Would you repeat the listing exactly but omit every picture?

--------

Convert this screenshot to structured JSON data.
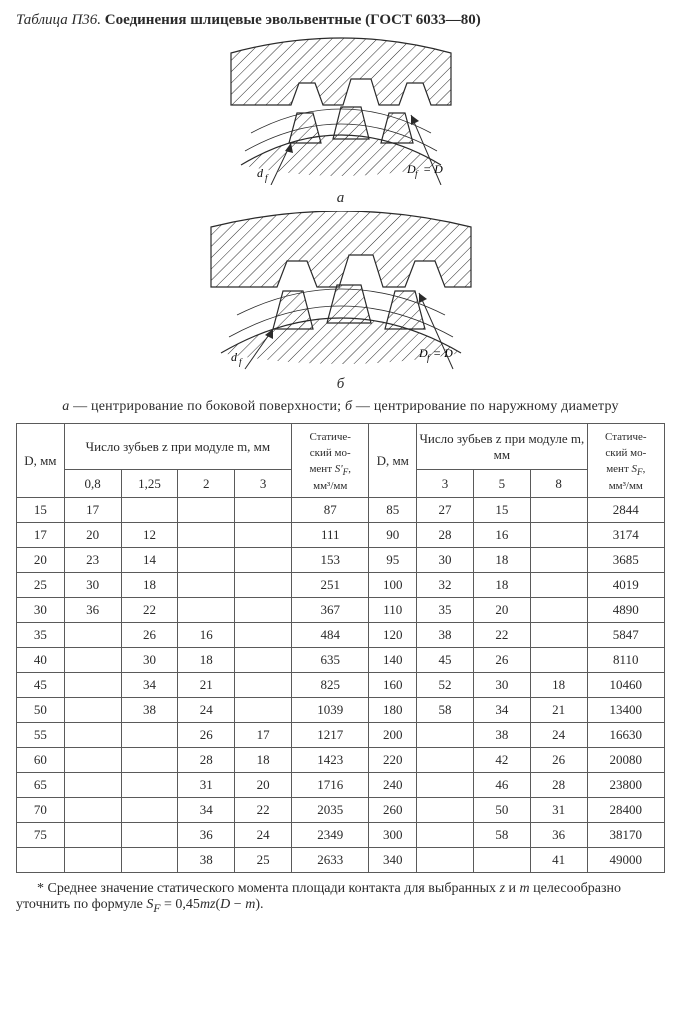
{
  "title_prefix": "Таблица П36.",
  "title_main": "Соединения шлицевые эвольвентные (ГОСТ 6033—80)",
  "fig_label_a": "а",
  "fig_label_b": "б",
  "diagram_text": {
    "df": "d_f",
    "Df_eq_D": "D_f = D"
  },
  "caption_a_letter": "а",
  "caption_a_text": " — центрирование по боковой поверхности; ",
  "caption_b_letter": "б",
  "caption_b_text": " — центрирование по наружному диаметру",
  "headers": {
    "D": "D, мм",
    "z_at_m": "Число зубьев z при модуле m, мм",
    "S": "Статиче-ский мо-мент S'F, мм³/мм",
    "S2": "Статиче-ский мо-мент SF, мм³/мм",
    "m_left": [
      "0,8",
      "1,25",
      "2",
      "3"
    ],
    "m_right": [
      "3",
      "5",
      "8"
    ]
  },
  "rows": [
    {
      "L": {
        "D": "15",
        "m": [
          "17",
          "",
          "",
          ""
        ],
        "S": "87"
      },
      "R": {
        "D": "85",
        "m": [
          "27",
          "15",
          ""
        ],
        "S": "2844"
      }
    },
    {
      "L": {
        "D": "17",
        "m": [
          "20",
          "12",
          "",
          ""
        ],
        "S": "111"
      },
      "R": {
        "D": "90",
        "m": [
          "28",
          "16",
          ""
        ],
        "S": "3174"
      }
    },
    {
      "L": {
        "D": "20",
        "m": [
          "23",
          "14",
          "",
          ""
        ],
        "S": "153"
      },
      "R": {
        "D": "95",
        "m": [
          "30",
          "18",
          ""
        ],
        "S": "3685"
      }
    },
    {
      "L": {
        "D": "25",
        "m": [
          "30",
          "18",
          "",
          ""
        ],
        "S": "251"
      },
      "R": {
        "D": "100",
        "m": [
          "32",
          "18",
          ""
        ],
        "S": "4019"
      }
    },
    {
      "L": {
        "D": "30",
        "m": [
          "36",
          "22",
          "",
          ""
        ],
        "S": "367"
      },
      "R": {
        "D": "110",
        "m": [
          "35",
          "20",
          ""
        ],
        "S": "4890"
      }
    },
    {
      "L": {
        "D": "35",
        "m": [
          "",
          "26",
          "16",
          ""
        ],
        "S": "484"
      },
      "R": {
        "D": "120",
        "m": [
          "38",
          "22",
          ""
        ],
        "S": "5847"
      }
    },
    {
      "L": {
        "D": "40",
        "m": [
          "",
          "30",
          "18",
          ""
        ],
        "S": "635"
      },
      "R": {
        "D": "140",
        "m": [
          "45",
          "26",
          ""
        ],
        "S": "8110"
      }
    },
    {
      "L": {
        "D": "45",
        "m": [
          "",
          "34",
          "21",
          ""
        ],
        "S": "825"
      },
      "R": {
        "D": "160",
        "m": [
          "52",
          "30",
          "18"
        ],
        "S": "10460"
      }
    },
    {
      "L": {
        "D": "50",
        "m": [
          "",
          "38",
          "24",
          ""
        ],
        "S": "1039"
      },
      "R": {
        "D": "180",
        "m": [
          "58",
          "34",
          "21"
        ],
        "S": "13400"
      }
    },
    {
      "L": {
        "D": "55",
        "m": [
          "",
          "",
          "26",
          "17"
        ],
        "S": "1217"
      },
      "R": {
        "D": "200",
        "m": [
          "",
          "38",
          "24"
        ],
        "S": "16630"
      }
    },
    {
      "L": {
        "D": "60",
        "m": [
          "",
          "",
          "28",
          "18"
        ],
        "S": "1423"
      },
      "R": {
        "D": "220",
        "m": [
          "",
          "42",
          "26"
        ],
        "S": "20080"
      }
    },
    {
      "L": {
        "D": "65",
        "m": [
          "",
          "",
          "31",
          "20"
        ],
        "S": "1716"
      },
      "R": {
        "D": "240",
        "m": [
          "",
          "46",
          "28"
        ],
        "S": "23800"
      }
    },
    {
      "L": {
        "D": "70",
        "m": [
          "",
          "",
          "34",
          "22"
        ],
        "S": "2035"
      },
      "R": {
        "D": "260",
        "m": [
          "",
          "50",
          "31"
        ],
        "S": "28400"
      }
    },
    {
      "L": {
        "D": "75",
        "m": [
          "",
          "",
          "36",
          "24"
        ],
        "S": "2349"
      },
      "R": {
        "D": "300",
        "m": [
          "",
          "58",
          "36"
        ],
        "S": "38170"
      }
    },
    {
      "L": {
        "D": "",
        "m": [
          "",
          "",
          "38",
          "25"
        ],
        "S": "2633"
      },
      "R": {
        "D": "340",
        "m": [
          "",
          "",
          "41"
        ],
        "S": "49000"
      }
    }
  ],
  "footnote": "* Среднее значение статического момента площади контакта для выбранных z и m целесообразно уточнить по формуле S F = 0,45mz(D − m)."
}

--------

Exercise solution:
Convert this screenshot to structured JSON data.
{
  "title_prefix": "Таблица П36.",
  "title_main": "Соединения шлицевые эвольвентные (ГОСТ 6033—80)",
  "fig_label_a": "а",
  "fig_label_b": "б",
  "diagram_text": {
    "df": "d_f",
    "Df_eq_D": "D_f = D"
  },
  "caption_a_letter": "а",
  "caption_a_text": " — центрирование по боковой поверхности; ",
  "caption_b_letter": "б",
  "caption_b_text": " — центрирование по наружному диаметру",
  "headers": {
    "D": "D, мм",
    "z_at_m": "Число зубьев z при модуле m, мм",
    "S": "Статиче-ский мо-мент S'F, мм³/мм",
    "S2": "Статиче-ский мо-мент SF, мм³/мм",
    "m_left": [
      "0,8",
      "1,25",
      "2",
      "3"
    ],
    "m_right": [
      "3",
      "5",
      "8"
    ]
  },
  "rows": [
    {
      "L": {
        "D": "15",
        "m": [
          "17",
          "",
          "",
          ""
        ],
        "S": "87"
      },
      "R": {
        "D": "85",
        "m": [
          "27",
          "15",
          ""
        ],
        "S": "2844"
      }
    },
    {
      "L": {
        "D": "17",
        "m": [
          "20",
          "12",
          "",
          ""
        ],
        "S": "111"
      },
      "R": {
        "D": "90",
        "m": [
          "28",
          "16",
          ""
        ],
        "S": "3174"
      }
    },
    {
      "L": {
        "D": "20",
        "m": [
          "23",
          "14",
          "",
          ""
        ],
        "S": "153"
      },
      "R": {
        "D": "95",
        "m": [
          "30",
          "18",
          ""
        ],
        "S": "3685"
      }
    },
    {
      "L": {
        "D": "25",
        "m": [
          "30",
          "18",
          "",
          ""
        ],
        "S": "251"
      },
      "R": {
        "D": "100",
        "m": [
          "32",
          "18",
          ""
        ],
        "S": "4019"
      }
    },
    {
      "L": {
        "D": "30",
        "m": [
          "36",
          "22",
          "",
          ""
        ],
        "S": "367"
      },
      "R": {
        "D": "110",
        "m": [
          "35",
          "20",
          ""
        ],
        "S": "4890"
      }
    },
    {
      "L": {
        "D": "35",
        "m": [
          "",
          "26",
          "16",
          ""
        ],
        "S": "484"
      },
      "R": {
        "D": "120",
        "m": [
          "38",
          "22",
          ""
        ],
        "S": "5847"
      }
    },
    {
      "L": {
        "D": "40",
        "m": [
          "",
          "30",
          "18",
          ""
        ],
        "S": "635"
      },
      "R": {
        "D": "140",
        "m": [
          "45",
          "26",
          ""
        ],
        "S": "8110"
      }
    },
    {
      "L": {
        "D": "45",
        "m": [
          "",
          "34",
          "21",
          ""
        ],
        "S": "825"
      },
      "R": {
        "D": "160",
        "m": [
          "52",
          "30",
          "18"
        ],
        "S": "10460"
      }
    },
    {
      "L": {
        "D": "50",
        "m": [
          "",
          "38",
          "24",
          ""
        ],
        "S": "1039"
      },
      "R": {
        "D": "180",
        "m": [
          "58",
          "34",
          "21"
        ],
        "S": "13400"
      }
    },
    {
      "L": {
        "D": "55",
        "m": [
          "",
          "",
          "26",
          "17"
        ],
        "S": "1217"
      },
      "R": {
        "D": "200",
        "m": [
          "",
          "38",
          "24"
        ],
        "S": "16630"
      }
    },
    {
      "L": {
        "D": "60",
        "m": [
          "",
          "",
          "28",
          "18"
        ],
        "S": "1423"
      },
      "R": {
        "D": "220",
        "m": [
          "",
          "42",
          "26"
        ],
        "S": "20080"
      }
    },
    {
      "L": {
        "D": "65",
        "m": [
          "",
          "",
          "31",
          "20"
        ],
        "S": "1716"
      },
      "R": {
        "D": "240",
        "m": [
          "",
          "46",
          "28"
        ],
        "S": "23800"
      }
    },
    {
      "L": {
        "D": "70",
        "m": [
          "",
          "",
          "34",
          "22"
        ],
        "S": "2035"
      },
      "R": {
        "D": "260",
        "m": [
          "",
          "50",
          "31"
        ],
        "S": "28400"
      }
    },
    {
      "L": {
        "D": "75",
        "m": [
          "",
          "",
          "36",
          "24"
        ],
        "S": "2349"
      },
      "R": {
        "D": "300",
        "m": [
          "",
          "58",
          "36"
        ],
        "S": "38170"
      }
    },
    {
      "L": {
        "D": "",
        "m": [
          "",
          "",
          "38",
          "25"
        ],
        "S": "2633"
      },
      "R": {
        "D": "340",
        "m": [
          "",
          "",
          "41"
        ],
        "S": "49000"
      }
    }
  ],
  "footnote": "* Среднее значение статического момента площади контакта для выбранных z и m целесообразно уточнить по формуле S F = 0,45mz(D − m)."
}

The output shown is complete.